■ **Document text**:
┌──

Puisque lʼanglais dit, “this teacher supports all her students,” on sait que la prof est une femme, donc on utilise « cette prof ». Si lʼanglais avait utilisé “they” singulier au lieu de “her,” on ne sait pas le sexe du professeur, auquel cas les deux sexes auraient dû être acceptés.


I used élèves and was wrong. Anyone tell me why?


Stand down. Just found that I accidently used ces instead of ses.


I don't understand the use of soutient with prof; isn't that a third person plural verb ending?


Soutenir is conjugated the same as tenir. Il tient/soutient, ils tiennent/ soutiennent.


tous ses eleves devrait etre accepté eleves etudients the same thing


Why the reflexive is not being used here? Cette prof se soutient tous ses étudiants.


Reflexives are used when you're doing something to yourself, or she is doing something for herself (etc etc etc). I'm trying to think of an example of a commonly used French verb with and without the "se" form but my mind's gone blank!

└──

■ **Dataset excerpts**:
┌──

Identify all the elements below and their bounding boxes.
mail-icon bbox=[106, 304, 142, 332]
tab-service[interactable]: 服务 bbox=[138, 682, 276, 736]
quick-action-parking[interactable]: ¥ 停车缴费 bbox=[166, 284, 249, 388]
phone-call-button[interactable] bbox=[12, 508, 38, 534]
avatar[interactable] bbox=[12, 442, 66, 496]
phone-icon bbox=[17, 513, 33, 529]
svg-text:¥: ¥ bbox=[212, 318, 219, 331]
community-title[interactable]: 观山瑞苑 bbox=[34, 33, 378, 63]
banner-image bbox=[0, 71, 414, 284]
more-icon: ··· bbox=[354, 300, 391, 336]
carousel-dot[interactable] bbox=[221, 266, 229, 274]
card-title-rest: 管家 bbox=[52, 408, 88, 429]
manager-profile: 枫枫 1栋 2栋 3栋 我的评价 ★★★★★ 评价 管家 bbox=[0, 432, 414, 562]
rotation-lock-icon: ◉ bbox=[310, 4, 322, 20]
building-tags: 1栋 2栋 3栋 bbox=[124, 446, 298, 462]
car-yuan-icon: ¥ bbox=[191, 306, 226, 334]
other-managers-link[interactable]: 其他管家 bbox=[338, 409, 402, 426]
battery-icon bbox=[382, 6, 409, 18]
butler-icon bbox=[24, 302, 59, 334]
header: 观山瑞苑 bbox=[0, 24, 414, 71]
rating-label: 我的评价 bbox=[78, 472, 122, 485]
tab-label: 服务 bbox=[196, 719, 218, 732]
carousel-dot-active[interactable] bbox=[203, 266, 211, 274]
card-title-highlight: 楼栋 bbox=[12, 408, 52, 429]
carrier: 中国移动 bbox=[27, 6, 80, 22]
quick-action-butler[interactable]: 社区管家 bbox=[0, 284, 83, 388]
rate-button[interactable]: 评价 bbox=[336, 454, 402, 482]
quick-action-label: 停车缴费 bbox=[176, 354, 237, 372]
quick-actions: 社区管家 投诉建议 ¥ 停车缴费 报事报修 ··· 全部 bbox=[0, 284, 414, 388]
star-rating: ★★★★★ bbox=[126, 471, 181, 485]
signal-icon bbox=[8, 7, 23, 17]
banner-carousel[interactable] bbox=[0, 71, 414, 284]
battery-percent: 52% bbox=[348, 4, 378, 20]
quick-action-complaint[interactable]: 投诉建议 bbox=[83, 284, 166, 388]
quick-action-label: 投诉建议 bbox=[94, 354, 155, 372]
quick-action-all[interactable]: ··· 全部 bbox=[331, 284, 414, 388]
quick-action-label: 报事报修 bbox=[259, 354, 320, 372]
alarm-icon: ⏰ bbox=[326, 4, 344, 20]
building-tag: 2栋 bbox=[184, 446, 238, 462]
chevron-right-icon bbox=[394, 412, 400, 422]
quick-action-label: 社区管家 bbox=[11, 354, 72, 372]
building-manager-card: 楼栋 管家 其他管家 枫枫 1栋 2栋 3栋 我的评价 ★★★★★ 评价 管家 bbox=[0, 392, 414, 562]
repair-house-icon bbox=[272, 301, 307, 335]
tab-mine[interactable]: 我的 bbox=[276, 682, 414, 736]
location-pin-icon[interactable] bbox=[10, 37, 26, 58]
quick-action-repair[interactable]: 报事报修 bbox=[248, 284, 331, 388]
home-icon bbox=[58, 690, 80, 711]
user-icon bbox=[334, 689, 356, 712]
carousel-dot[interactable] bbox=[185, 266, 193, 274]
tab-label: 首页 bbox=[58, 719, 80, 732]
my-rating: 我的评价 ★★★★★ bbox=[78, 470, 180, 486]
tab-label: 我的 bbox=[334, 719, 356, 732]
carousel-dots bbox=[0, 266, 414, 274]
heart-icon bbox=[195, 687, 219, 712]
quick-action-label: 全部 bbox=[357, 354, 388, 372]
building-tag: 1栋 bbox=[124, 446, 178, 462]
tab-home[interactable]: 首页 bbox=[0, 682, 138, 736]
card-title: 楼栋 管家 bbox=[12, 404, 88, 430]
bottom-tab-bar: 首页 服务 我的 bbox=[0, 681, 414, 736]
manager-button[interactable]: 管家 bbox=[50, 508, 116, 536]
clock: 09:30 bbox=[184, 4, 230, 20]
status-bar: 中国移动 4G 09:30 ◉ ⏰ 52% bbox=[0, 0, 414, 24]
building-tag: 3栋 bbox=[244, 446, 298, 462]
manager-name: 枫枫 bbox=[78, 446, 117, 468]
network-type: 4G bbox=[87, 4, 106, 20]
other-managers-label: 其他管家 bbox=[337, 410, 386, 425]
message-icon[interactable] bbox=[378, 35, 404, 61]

└──

■ **Exercise task A**:
Answer these questions using the comment thread:
(i) Because the English sentence says "her," which French phrase does the first comment say is used?
(ii) What mistake did the commenter who used élèves discover they had made?
(iii) Which verb is soutenir conjugated the same as?
■ **Exercise task B**: Repeat the comment thread word for word from "Stand down. Just" to "ils tiennent/ soutiennent.".
The entries above come from a separate source.

■ **Written solution A**:
(i) « cette prof »
(ii) They used ces instead of ses.
(iii) tenir

■ **Written solution B**:
Stand down. Just found that I accidently used ces instead of ses.


I don't understand the use of soutient with prof; isn't that a third person plural verb ending?


Soutenir is conjugated the same as tenir. Il tient/soutient, ils tiennent/ soutiennent.